■ **REQUIRED WORK**:
Check every line below for the word "原告台儿庄区东港渔村" and show those that hold it.

--- START OF DATASET ROWS ---

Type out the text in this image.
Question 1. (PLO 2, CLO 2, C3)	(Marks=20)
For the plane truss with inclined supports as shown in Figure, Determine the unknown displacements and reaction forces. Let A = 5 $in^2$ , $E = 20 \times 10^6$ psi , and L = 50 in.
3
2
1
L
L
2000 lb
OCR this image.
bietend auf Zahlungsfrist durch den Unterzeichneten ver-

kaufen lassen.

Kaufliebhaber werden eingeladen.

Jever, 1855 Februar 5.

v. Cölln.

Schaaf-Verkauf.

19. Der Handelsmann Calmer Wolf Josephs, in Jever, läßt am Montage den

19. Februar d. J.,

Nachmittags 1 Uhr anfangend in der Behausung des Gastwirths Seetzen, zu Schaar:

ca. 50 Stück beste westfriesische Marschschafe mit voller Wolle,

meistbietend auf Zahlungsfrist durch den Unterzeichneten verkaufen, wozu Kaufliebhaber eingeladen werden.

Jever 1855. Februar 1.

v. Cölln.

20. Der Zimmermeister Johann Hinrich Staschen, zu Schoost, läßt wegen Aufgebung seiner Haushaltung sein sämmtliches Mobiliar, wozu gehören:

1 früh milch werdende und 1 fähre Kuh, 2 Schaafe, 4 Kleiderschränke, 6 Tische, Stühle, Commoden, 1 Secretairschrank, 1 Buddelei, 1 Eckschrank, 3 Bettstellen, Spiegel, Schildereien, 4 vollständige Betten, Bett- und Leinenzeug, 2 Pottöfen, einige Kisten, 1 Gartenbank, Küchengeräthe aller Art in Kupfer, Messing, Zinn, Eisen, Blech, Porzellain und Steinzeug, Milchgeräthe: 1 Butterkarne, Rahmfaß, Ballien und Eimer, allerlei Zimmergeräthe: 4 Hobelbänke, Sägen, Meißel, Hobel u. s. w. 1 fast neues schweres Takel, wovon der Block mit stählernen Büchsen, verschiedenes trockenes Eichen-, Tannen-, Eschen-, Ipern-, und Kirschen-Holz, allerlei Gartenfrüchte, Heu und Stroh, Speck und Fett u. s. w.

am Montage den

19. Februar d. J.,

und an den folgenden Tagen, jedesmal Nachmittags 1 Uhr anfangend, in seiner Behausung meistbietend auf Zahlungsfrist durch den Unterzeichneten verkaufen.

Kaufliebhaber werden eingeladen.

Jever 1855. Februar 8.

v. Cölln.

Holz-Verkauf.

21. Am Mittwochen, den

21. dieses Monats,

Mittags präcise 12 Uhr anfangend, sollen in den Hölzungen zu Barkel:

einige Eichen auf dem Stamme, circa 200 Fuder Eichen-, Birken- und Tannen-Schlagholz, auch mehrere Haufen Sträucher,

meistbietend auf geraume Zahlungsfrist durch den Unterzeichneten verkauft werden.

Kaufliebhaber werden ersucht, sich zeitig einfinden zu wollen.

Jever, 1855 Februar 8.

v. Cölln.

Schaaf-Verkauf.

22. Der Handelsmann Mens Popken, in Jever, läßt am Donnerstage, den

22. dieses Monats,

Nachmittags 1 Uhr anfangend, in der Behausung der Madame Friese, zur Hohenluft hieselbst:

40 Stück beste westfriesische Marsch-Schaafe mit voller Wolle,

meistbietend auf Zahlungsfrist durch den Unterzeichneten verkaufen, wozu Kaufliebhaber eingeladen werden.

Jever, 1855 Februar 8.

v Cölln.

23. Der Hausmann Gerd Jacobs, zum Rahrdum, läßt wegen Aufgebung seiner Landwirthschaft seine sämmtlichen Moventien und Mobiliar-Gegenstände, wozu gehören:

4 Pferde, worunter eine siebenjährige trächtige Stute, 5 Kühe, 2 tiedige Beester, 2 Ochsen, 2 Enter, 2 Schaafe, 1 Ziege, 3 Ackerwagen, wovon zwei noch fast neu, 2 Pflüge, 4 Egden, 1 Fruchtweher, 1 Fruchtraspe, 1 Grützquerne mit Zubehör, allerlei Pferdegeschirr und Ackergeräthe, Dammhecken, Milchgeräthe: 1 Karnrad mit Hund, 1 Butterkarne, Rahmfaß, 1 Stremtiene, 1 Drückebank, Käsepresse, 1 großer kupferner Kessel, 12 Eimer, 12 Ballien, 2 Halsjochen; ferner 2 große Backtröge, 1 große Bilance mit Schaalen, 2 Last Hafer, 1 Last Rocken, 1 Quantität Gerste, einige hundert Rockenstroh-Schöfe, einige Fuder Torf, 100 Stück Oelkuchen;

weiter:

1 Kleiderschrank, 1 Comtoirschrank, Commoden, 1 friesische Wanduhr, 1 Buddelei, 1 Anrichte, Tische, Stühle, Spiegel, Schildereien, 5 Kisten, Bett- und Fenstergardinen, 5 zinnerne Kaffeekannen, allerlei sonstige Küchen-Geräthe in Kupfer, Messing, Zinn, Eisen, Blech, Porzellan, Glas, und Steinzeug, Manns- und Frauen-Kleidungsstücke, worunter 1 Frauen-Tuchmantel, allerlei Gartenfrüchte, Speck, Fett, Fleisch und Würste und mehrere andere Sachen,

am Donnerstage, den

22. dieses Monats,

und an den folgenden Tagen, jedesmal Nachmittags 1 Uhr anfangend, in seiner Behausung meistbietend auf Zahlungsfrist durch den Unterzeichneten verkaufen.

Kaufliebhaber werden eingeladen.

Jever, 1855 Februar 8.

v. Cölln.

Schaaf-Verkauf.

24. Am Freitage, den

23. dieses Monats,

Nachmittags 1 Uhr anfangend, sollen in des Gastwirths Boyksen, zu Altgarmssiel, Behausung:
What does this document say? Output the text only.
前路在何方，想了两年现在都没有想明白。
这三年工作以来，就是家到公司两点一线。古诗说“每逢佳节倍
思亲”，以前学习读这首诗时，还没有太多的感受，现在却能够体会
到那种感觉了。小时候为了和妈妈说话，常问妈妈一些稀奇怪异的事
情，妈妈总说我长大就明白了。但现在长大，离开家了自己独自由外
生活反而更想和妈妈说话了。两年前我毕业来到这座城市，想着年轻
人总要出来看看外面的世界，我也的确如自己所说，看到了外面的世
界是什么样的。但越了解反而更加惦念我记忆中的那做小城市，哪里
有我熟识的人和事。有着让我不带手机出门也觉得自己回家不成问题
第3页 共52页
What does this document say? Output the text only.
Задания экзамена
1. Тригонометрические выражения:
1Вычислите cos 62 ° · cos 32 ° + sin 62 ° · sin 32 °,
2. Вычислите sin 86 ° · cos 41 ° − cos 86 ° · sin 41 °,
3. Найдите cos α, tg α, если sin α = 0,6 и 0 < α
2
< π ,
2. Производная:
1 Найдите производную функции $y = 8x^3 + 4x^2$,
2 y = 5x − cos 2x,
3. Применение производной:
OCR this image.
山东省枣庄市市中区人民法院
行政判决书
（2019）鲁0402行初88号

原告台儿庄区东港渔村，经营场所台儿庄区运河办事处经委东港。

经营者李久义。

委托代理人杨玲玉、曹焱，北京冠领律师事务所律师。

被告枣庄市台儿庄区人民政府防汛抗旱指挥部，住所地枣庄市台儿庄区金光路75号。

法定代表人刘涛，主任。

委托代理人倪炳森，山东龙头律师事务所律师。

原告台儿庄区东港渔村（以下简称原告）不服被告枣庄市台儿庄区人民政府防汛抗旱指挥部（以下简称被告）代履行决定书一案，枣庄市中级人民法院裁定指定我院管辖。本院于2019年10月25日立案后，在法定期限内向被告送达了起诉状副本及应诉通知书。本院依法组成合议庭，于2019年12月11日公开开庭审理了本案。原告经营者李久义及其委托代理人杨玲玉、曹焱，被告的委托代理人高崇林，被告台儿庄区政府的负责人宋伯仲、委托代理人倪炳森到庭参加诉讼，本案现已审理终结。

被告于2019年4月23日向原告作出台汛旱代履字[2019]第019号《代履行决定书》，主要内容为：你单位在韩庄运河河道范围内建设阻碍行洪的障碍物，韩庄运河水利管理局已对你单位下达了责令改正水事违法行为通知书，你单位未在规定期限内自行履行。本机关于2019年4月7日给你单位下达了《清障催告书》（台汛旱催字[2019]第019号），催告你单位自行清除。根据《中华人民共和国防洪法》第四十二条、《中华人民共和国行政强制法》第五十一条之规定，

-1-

--- END OF DATASET ROWS ---

■ **SOLVED PROBLEM**:
原告台儿庄区东港渔村，经营场所台儿庄区运河办事处经委东港。
原告台儿庄区东港渔村（以下简称原告）不服被告枣庄市台儿庄区人民政府防汛抗旱指挥部（以下简称被告）代履行决定书一案，枣庄市中级人民法院裁定指定我院管辖。本院于2019年10月25日立案后，在法定期限内向被告送达了起诉状副本及应诉通知书。本院依法组成合议庭，于2019年12月11日公开开庭审理了本案。原告经营者李久义及其委托代理人杨玲玉、曹焱，被告的委托代理人高崇林，被告台儿庄区政府的负责人宋伯仲、委托代理人倪炳森到庭参加诉讼，本案现已审理终结。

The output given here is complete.